Data extracted from a collection:
** Begin **
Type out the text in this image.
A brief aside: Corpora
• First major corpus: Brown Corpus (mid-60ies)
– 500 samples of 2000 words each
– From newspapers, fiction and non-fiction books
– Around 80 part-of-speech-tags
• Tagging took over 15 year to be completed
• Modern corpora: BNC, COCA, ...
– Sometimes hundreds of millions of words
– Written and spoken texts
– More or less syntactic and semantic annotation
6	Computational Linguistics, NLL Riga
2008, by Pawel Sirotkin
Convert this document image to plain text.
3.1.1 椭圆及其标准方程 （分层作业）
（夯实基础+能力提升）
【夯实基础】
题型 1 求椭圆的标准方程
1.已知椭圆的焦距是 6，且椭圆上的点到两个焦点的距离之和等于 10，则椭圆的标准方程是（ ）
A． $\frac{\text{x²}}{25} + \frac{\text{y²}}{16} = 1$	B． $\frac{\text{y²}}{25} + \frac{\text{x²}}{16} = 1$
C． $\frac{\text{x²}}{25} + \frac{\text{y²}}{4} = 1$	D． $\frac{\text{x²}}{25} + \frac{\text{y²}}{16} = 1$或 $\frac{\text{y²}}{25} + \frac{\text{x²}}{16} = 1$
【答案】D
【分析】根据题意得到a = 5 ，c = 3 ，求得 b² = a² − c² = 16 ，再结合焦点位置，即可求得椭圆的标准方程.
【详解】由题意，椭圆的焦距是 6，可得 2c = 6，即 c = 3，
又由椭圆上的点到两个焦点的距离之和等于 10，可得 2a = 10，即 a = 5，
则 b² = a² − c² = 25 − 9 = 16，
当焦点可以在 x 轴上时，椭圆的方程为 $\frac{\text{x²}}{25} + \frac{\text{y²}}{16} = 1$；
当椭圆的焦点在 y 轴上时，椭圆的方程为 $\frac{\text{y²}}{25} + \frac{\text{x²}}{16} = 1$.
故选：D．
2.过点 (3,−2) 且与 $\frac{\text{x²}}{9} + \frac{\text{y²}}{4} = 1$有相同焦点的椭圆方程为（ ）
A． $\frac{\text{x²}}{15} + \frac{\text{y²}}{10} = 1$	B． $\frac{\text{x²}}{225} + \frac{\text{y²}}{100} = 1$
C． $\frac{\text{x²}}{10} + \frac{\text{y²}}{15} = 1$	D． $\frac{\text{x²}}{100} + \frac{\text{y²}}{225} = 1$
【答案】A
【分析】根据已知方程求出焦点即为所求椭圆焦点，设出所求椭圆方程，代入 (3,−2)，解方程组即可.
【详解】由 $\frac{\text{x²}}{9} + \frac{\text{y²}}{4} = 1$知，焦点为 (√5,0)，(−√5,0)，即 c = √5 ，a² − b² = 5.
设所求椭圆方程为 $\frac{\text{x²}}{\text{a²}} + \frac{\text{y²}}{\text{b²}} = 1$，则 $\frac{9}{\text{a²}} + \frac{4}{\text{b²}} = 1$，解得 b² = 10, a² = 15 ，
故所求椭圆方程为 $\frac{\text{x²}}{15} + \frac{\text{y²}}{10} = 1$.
** End **
▸ **Requirements**: Extract all of the data above and output it character for character.

▸ **Result**:
Type out the text in this image.
A brief aside: Corpora
• First major corpus: Brown Corpus (mid-60ies)
– 500 samples of 2000 words each
– From newspapers, fiction and non-fiction books
– Around 80 part-of-speech-tags
• Tagging took over 15 year to be completed
• Modern corpora: BNC, COCA, ...
– Sometimes hundreds of millions of words
– Written and spoken texts
– More or less syntactic and semantic annotation
6	Computational Linguistics, NLL Riga
2008, by Pawel Sirotkin
Convert this document image to plain text.
3.1.1 椭圆及其标准方程 （分层作业）
（夯实基础+能力提升）
【夯实基础】
题型 1 求椭圆的标准方程
1.已知椭圆的焦距是 6，且椭圆上的点到两个焦点的距离之和等于 10，则椭圆的标准方程是（ ）
A． $\frac{\text{x²}}{25} + \frac{\text{y²}}{16} = 1$	B． $\frac{\text{y²}}{25} + \frac{\text{x²}}{16} = 1$
C． $\frac{\text{x²}}{25} + \frac{\text{y²}}{4} = 1$	D． $\frac{\text{x²}}{25} + \frac{\text{y²}}{16} = 1$或 $\frac{\text{y²}}{25} + \frac{\text{x²}}{16} = 1$
【答案】D
【分析】根据题意得到a = 5 ，c = 3 ，求得 b² = a² − c² = 16 ，再结合焦点位置，即可求得椭圆的标准方程.
【详解】由题意，椭圆的焦距是 6，可得 2c = 6，即 c = 3，
又由椭圆上的点到两个焦点的距离之和等于 10，可得 2a = 10，即 a = 5，
则 b² = a² − c² = 25 − 9 = 16，
当焦点可以在 x 轴上时，椭圆的方程为 $\frac{\text{x²}}{25} + \frac{\text{y²}}{16} = 1$；
当椭圆的焦点在 y 轴上时，椭圆的方程为 $\frac{\text{y²}}{25} + \frac{\text{x²}}{16} = 1$.
故选：D．
2.过点 (3,−2) 且与 $\frac{\text{x²}}{9} + \frac{\text{y²}}{4} = 1$有相同焦点的椭圆方程为（ ）
A． $\frac{\text{x²}}{15} + \frac{\text{y²}}{10} = 1$	B． $\frac{\text{x²}}{225} + \frac{\text{y²}}{100} = 1$
C． $\frac{\text{x²}}{10} + \frac{\text{y²}}{15} = 1$	D． $\frac{\text{x²}}{100} + \frac{\text{y²}}{225} = 1$
【答案】A
【分析】根据已知方程求出焦点即为所求椭圆焦点，设出所求椭圆方程，代入 (3,−2)，解方程组即可.
【详解】由 $\frac{\text{x²}}{9} + \frac{\text{y²}}{4} = 1$知，焦点为 (√5,0)，(−√5,0)，即 c = √5 ，a² − b² = 5.
设所求椭圆方程为 $\frac{\text{x²}}{\text{a²}} + \frac{\text{y²}}{\text{b²}} = 1$，则 $\frac{9}{\text{a²}} + \frac{4}{\text{b²}} = 1$，解得 b² = 10, a² = 15 ，
故所求椭圆方程为 $\frac{\text{x²}}{15} + \frac{\text{y²}}{10} = 1$.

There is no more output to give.